WHAT THE TASK ASKS:
Copy out each line of the material below with no changes.
Start of EXTRACTED DATA
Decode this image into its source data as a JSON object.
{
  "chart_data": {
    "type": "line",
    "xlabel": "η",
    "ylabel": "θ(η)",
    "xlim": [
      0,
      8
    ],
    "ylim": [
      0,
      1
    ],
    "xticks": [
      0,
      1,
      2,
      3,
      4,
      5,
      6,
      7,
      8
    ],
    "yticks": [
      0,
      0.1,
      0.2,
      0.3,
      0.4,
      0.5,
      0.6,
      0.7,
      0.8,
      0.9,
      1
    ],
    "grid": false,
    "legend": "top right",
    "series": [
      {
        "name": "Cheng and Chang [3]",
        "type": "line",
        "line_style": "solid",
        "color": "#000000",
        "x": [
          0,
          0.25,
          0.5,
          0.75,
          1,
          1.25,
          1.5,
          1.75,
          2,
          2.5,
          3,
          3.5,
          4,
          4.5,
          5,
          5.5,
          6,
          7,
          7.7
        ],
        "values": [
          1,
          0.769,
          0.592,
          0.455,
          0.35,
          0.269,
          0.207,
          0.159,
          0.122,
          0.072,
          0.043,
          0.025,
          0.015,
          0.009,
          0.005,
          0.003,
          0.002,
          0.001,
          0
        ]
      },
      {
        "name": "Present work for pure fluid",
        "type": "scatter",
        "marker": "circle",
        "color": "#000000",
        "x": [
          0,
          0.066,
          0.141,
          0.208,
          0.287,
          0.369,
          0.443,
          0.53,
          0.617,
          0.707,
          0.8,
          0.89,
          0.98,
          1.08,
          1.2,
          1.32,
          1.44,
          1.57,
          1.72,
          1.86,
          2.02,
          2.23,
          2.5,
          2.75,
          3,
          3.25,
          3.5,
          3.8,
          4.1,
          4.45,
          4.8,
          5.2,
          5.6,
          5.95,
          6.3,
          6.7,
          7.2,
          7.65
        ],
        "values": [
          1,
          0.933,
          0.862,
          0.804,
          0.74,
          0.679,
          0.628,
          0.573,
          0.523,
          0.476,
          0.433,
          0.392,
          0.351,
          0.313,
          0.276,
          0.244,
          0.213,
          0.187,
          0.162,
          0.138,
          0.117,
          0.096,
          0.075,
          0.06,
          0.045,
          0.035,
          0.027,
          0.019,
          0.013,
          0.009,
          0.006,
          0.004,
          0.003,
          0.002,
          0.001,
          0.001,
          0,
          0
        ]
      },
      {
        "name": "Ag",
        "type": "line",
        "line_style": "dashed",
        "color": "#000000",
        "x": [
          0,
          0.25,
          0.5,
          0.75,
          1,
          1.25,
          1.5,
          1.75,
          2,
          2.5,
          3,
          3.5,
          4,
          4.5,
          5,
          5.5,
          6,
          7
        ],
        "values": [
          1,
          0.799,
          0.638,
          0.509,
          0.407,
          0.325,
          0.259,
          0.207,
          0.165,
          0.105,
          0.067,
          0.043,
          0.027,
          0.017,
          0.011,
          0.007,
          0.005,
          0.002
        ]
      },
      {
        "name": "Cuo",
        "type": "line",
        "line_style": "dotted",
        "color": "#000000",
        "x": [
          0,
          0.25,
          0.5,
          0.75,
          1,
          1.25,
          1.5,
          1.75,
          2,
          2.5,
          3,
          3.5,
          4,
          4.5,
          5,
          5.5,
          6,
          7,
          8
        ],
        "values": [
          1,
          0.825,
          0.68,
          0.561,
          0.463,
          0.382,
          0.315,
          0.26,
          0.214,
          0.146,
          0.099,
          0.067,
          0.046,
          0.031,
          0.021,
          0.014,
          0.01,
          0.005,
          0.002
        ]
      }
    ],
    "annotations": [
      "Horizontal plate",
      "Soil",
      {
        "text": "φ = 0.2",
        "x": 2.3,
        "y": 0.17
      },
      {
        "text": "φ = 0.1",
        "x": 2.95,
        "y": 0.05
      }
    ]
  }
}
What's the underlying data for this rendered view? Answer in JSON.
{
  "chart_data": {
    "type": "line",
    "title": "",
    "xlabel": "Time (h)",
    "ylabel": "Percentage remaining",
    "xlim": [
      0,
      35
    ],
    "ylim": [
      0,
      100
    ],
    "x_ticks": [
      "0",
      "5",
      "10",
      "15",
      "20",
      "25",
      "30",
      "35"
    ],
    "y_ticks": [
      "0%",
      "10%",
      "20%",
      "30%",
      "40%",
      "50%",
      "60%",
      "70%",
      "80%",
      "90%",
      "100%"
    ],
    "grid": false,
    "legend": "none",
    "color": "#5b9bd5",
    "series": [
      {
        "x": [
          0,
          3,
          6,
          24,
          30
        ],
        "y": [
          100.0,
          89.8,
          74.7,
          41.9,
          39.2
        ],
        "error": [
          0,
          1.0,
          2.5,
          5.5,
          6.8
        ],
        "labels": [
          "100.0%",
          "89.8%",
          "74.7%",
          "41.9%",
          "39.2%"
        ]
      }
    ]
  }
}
End of EXTRACTED DATA
EXERCISE RESULT:
Decode this image into its source data as a JSON object.
{
  "chart_data": {
    "type": "line",
    "xlabel": "η",
    "ylabel": "θ(η)",
    "xlim": [
      0,
      8
    ],
    "ylim": [
      0,
      1
    ],
    "xticks": [
      0,
      1,
      2,
      3,
      4,
      5,
      6,
      7,
      8
    ],
    "yticks": [
      0,
      0.1,
      0.2,
      0.3,
      0.4,
      0.5,
      0.6,
      0.7,
      0.8,
      0.9,
      1
    ],
    "grid": false,
    "legend": "top right",
    "series": [
      {
        "name": "Cheng and Chang [3]",
        "type": "line",
        "line_style": "solid",
        "color": "#000000",
        "x": [
          0,
          0.25,
          0.5,
          0.75,
          1,
          1.25,
          1.5,
          1.75,
          2,
          2.5,
          3,
          3.5,
          4,
          4.5,
          5,
          5.5,
          6,
          7,
          7.7
        ],
        "values": [
          1,
          0.769,
          0.592,
          0.455,
          0.35,
          0.269,
          0.207,
          0.159,
          0.122,
          0.072,
          0.043,
          0.025,
          0.015,
          0.009,
          0.005,
          0.003,
          0.002,
          0.001,
          0
        ]
      },
      {
        "name": "Present work for pure fluid",
        "type": "scatter",
        "marker": "circle",
        "color": "#000000",
        "x": [
          0,
          0.066,
          0.141,
          0.208,
          0.287,
          0.369,
          0.443,
          0.53,
          0.617,
          0.707,
          0.8,
          0.89,
          0.98,
          1.08,
          1.2,
          1.32,
          1.44,
          1.57,
          1.72,
          1.86,
          2.02,
          2.23,
          2.5,
          2.75,
          3,
          3.25,
          3.5,
          3.8,
          4.1,
          4.45,
          4.8,
          5.2,
          5.6,
          5.95,
          6.3,
          6.7,
          7.2,
          7.65
        ],
        "values": [
          1,
          0.933,
          0.862,
          0.804,
          0.74,
          0.679,
          0.628,
          0.573,
          0.523,
          0.476,
          0.433,
          0.392,
          0.351,
          0.313,
          0.276,
          0.244,
          0.213,
          0.187,
          0.162,
          0.138,
          0.117,
          0.096,
          0.075,
          0.06,
          0.045,
          0.035,
          0.027,
          0.019,
          0.013,
          0.009,
          0.006,
          0.004,
          0.003,
          0.002,
          0.001,
          0.001,
          0,
          0
        ]
      },
      {
        "name": "Ag",
        "type": "line",
        "line_style": "dashed",
        "color": "#000000",
        "x": [
          0,
          0.25,
          0.5,
          0.75,
          1,
          1.25,
          1.5,
          1.75,
          2,
          2.5,
          3,
          3.5,
          4,
          4.5,
          5,
          5.5,
          6,
          7
        ],
        "values": [
          1,
          0.799,
          0.638,
          0.509,
          0.407,
          0.325,
          0.259,
          0.207,
          0.165,
          0.105,
          0.067,
          0.043,
          0.027,
          0.017,
          0.011,
          0.007,
          0.005,
          0.002
        ]
      },
      {
        "name": "Cuo",
        "type": "line",
        "line_style": "dotted",
        "color": "#000000",
        "x": [
          0,
          0.25,
          0.5,
          0.75,
          1,
          1.25,
          1.5,
          1.75,
          2,
          2.5,
          3,
          3.5,
          4,
          4.5,
          5,
          5.5,
          6,
          7,
          8
        ],
        "values": [
          1,
          0.825,
          0.68,
          0.561,
          0.463,
          0.382,
          0.315,
          0.26,
          0.214,
          0.146,
          0.099,
          0.067,
          0.046,
          0.031,
          0.021,
          0.014,
          0.01,
          0.005,
          0.002
        ]
      }
    ],
    "annotations": [
      "Horizontal plate",
      "Soil",
      {
        "text": "φ = 0.2",
        "x": 2.3,
        "y": 0.17
      },
      {
        "text": "φ = 0.1",
        "x": 2.95,
        "y": 0.05
      }
    ]
  }
}
What's the underlying data for this rendered view? Answer in JSON.
{
  "chart_data": {
    "type": "line",
    "title": "",
    "xlabel": "Time (h)",
    "ylabel": "Percentage remaining",
    "xlim": [
      0,
      35
    ],
    "ylim": [
      0,
      100
    ],
    "x_ticks": [
      "0",
      "5",
      "10",
      "15",
      "20",
      "25",
      "30",
      "35"
    ],
    "y_ticks": [
      "0%",
      "10%",
      "20%",
      "30%",
      "40%",
      "50%",
      "60%",
      "70%",
      "80%",
      "90%",
      "100%"
    ],
    "grid": false,
    "legend": "none",
    "color": "#5b9bd5",
    "series": [
      {
        "x": [
          0,
          3,
          6,
          24,
          30
        ],
        "y": [
          100.0,
          89.8,
          74.7,
          41.9,
          39.2
        ],
        "error": [
          0,
          1.0,
          2.5,
          5.5,
          6.8
        ],
        "labels": [
          "100.0%",
          "89.8%",
          "74.7%",
          "41.9%",
          "39.2%"
        ]
      }
    ]
  }
}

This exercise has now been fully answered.